* _INSTRUCTION A_
Judge whether each statement below agrees with the birthday thread, answering yes or no and quoting the words of the thread that decide it.
(i) The birthday notice shows NaphtaliPress's age.
(ii) NaphtaliPress says the day is being spent working.
(iii) Gforce9 calls Chris a blessing to many.
* _INSTRUCTION B_
Answer these questions from the birthday thread.
(i) According to the moderating team's notice, how many members are celebrating a birthday?
(ii) Which volume of The Confessional Presbyterian journal is NaphtaliPress wrapping up orders for?
(iii) Where does NaphtaliPress say to check out the sale on the book?
* _INSTRUCTION C_
Write out the passage of the birthday thread starting at "## Free Christian" and ending at "enjoy the day.".

* _TEXT SECTION_
# Happy Birthday NaphtaliPress



## PB Moderating Team (Dec 26, 2014)

1 member is celebrating a birthday today:

-NaphtaliPress (Age: hidden)


Happy Birthday!


----------



## Gforce9 (Dec 26, 2014)

Happy Birthday, Chris. You are a blessing to many!


----------



## Justified (Dec 26, 2014)

Happy Birthday!


----------



## Andres (Dec 26, 2014)

Happy Birthday Chris!


----------



## Cymro (Dec 26, 2014)

Let's publish this, happy birthday Chris.


----------



## Reformed Covenanter (Dec 26, 2014)




----------



## Free Christian (Dec 26, 2014)

Happy birthday Chris. Here's hoping you have a good one.


----------



## jambo (Dec 26, 2014)

Happy birthday to you Chris and I hope you enjoy the day.


----------



## NaphtaliPress (Dec 26, 2014)

Thanks all. Another year older for sure another wiser not so sure. Working today; wrapping up orders for The Confessional Presbyterian journal volume 10 and the Naphtali Press edition of The Westminster Assembly's Grand Debate. If you want to give me a present  order one of those; check out the sale on the book at RHB or SGCB.

* _INFORMATION SHOWN_

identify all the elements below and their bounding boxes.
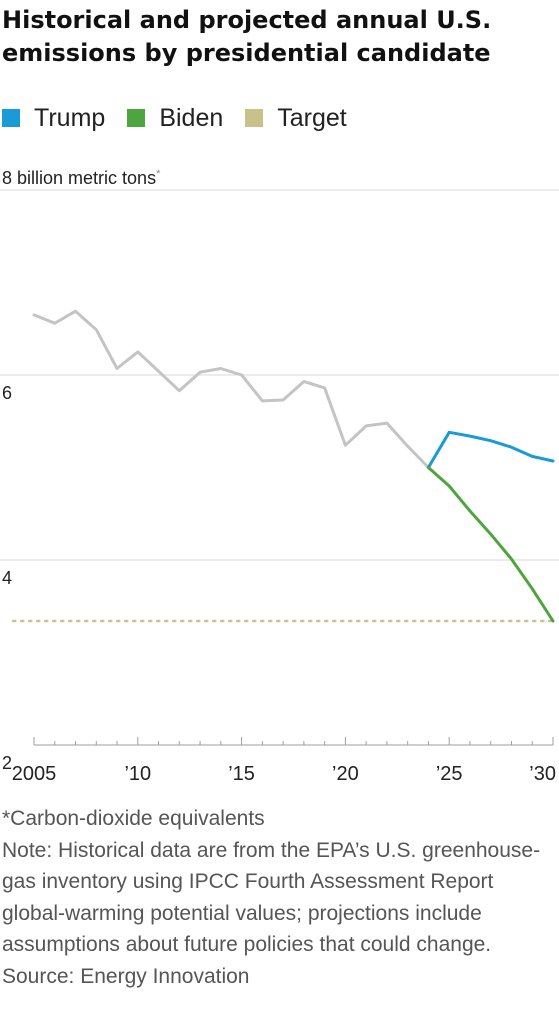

* _RESULT A_
(i) No: "NaphtaliPress (Age: hidden)"
(ii) Yes: "Working today"
(iii) Yes: "You are a blessing to many!"

* _RESULT B_
(i) 1 member
(ii) Volume 10
(iii) At RHB or SGCB

* _RESULT C_
## Free Christian (Dec 26, 2014)

Happy birthday Chris. Here's hoping you have a good one.


----------



## jambo (Dec 26, 2014)

Happy birthday to you Chris and I hope you enjoy the day.